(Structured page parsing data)
= = = = =

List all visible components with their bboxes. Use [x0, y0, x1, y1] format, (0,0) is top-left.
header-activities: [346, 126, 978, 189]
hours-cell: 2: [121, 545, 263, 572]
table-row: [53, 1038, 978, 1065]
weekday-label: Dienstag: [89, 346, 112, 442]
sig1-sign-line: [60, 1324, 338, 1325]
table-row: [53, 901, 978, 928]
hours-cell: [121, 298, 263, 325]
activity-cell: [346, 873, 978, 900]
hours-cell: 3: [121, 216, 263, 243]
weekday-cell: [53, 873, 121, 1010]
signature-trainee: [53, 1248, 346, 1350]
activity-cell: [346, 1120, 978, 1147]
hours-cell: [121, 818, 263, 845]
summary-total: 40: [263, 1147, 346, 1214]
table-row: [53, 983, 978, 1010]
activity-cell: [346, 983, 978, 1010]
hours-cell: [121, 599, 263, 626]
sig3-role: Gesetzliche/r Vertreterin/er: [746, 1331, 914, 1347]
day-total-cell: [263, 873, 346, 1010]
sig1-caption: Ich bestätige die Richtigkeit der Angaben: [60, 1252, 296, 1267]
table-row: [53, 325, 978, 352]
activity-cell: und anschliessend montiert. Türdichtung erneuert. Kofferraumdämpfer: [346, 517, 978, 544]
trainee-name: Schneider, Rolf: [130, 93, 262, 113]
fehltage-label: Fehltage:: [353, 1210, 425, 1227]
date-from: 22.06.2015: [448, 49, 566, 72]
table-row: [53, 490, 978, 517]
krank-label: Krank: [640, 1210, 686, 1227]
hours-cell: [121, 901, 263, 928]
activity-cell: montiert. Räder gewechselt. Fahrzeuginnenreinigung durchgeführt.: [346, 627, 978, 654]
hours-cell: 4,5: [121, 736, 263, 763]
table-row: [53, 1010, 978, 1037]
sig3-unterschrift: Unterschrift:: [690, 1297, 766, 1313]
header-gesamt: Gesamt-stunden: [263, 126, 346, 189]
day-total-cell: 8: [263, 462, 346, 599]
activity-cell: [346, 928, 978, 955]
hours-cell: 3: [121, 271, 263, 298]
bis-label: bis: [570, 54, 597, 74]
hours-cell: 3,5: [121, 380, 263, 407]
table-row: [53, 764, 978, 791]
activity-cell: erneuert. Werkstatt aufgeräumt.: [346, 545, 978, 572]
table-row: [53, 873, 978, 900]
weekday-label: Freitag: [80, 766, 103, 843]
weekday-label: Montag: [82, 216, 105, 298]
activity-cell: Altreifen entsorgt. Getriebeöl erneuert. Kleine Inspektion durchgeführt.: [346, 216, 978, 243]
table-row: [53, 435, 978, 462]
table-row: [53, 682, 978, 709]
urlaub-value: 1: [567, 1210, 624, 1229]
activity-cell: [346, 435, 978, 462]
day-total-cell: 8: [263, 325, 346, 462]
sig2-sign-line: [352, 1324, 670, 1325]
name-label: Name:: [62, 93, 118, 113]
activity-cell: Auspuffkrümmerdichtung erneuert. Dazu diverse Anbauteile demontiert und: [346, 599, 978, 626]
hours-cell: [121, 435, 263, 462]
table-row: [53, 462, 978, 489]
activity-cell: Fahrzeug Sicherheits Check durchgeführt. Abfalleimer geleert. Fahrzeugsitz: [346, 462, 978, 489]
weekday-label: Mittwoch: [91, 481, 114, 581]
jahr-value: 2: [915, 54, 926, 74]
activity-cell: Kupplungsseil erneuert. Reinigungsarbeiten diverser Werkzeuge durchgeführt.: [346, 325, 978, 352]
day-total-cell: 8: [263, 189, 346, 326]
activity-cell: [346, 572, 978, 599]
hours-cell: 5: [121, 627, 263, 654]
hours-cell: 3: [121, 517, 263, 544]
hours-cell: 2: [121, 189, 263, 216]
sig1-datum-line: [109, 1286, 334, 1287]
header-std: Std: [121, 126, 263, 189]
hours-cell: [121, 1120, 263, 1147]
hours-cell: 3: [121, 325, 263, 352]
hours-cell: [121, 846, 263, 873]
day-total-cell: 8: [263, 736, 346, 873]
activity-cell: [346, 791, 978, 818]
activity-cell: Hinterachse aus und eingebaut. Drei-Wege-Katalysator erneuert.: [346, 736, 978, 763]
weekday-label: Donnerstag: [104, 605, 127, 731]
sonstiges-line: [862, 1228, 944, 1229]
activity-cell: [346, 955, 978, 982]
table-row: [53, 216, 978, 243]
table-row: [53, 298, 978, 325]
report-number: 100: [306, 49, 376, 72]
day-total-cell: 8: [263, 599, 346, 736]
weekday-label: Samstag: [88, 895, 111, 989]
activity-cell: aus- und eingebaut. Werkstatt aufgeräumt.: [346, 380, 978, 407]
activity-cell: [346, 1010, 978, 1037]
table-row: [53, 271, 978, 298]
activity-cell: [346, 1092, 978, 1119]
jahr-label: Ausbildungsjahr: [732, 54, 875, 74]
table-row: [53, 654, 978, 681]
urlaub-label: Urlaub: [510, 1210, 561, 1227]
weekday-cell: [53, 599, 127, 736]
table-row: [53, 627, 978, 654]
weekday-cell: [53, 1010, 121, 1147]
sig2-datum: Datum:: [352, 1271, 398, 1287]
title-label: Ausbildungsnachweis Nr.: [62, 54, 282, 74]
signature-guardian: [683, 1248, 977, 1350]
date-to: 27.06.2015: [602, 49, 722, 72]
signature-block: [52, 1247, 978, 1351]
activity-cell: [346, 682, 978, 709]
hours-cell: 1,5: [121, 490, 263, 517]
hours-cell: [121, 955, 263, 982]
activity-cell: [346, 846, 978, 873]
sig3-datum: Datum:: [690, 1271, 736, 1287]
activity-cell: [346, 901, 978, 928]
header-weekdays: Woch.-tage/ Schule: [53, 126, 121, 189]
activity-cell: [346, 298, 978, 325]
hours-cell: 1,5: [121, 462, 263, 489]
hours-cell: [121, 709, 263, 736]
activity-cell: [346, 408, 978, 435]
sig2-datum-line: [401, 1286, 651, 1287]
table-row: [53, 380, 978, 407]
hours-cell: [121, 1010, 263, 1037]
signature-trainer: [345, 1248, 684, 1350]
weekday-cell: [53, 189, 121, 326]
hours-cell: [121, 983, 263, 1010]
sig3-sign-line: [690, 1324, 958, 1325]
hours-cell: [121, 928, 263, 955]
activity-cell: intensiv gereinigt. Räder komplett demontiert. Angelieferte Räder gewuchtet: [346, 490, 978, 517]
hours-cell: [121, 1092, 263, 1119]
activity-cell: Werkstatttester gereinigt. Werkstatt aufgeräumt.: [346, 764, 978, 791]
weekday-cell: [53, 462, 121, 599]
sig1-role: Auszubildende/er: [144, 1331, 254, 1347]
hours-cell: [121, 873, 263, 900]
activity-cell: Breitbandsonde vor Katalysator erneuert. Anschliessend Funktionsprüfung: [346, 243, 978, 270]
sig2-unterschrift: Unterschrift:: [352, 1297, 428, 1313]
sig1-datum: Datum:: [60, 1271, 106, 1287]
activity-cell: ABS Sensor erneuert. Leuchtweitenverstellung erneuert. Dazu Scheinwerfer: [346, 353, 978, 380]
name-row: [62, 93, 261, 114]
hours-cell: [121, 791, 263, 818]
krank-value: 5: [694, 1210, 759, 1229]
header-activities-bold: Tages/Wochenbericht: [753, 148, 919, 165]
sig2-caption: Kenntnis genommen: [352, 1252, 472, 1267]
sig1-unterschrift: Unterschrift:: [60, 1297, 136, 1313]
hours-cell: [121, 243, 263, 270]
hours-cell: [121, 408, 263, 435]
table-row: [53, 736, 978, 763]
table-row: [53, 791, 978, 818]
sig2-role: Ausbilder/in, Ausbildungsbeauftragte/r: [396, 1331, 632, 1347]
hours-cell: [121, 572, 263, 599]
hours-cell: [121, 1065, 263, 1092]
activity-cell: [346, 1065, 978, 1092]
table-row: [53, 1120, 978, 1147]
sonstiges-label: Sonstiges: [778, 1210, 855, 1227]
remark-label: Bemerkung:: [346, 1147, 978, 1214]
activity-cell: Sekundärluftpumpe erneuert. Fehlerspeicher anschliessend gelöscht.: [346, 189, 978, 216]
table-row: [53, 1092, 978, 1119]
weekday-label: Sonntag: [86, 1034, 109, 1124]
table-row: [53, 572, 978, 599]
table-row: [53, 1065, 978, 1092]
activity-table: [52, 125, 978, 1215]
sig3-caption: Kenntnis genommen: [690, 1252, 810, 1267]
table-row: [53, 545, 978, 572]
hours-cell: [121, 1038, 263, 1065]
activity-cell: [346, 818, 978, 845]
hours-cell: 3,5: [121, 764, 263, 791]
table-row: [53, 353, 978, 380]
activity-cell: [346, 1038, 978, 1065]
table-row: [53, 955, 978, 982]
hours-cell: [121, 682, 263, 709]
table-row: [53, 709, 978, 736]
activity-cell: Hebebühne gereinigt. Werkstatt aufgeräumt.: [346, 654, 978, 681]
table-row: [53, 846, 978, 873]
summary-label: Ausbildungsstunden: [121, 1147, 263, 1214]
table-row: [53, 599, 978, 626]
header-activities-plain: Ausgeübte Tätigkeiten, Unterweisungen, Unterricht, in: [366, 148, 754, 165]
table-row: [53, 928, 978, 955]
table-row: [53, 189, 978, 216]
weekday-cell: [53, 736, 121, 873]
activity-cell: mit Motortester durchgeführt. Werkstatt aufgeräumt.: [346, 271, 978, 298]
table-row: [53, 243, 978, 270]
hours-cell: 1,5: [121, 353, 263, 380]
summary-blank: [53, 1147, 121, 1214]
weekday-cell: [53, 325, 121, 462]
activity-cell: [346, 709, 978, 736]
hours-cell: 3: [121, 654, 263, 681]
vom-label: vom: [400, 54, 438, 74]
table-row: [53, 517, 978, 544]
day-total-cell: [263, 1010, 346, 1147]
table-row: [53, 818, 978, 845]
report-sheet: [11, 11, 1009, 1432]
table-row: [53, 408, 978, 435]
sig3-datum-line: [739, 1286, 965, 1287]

= = = = =

**TASK BRIEF**
Copy each line from the data that features the string "signature".

**RESPONSE TO THE TASK**
signature-trainee: [53, 1248, 346, 1350]
signature-guardian: [683, 1248, 977, 1350]
signature-block: [52, 1247, 978, 1351]
signature-trainer: [345, 1248, 684, 1350]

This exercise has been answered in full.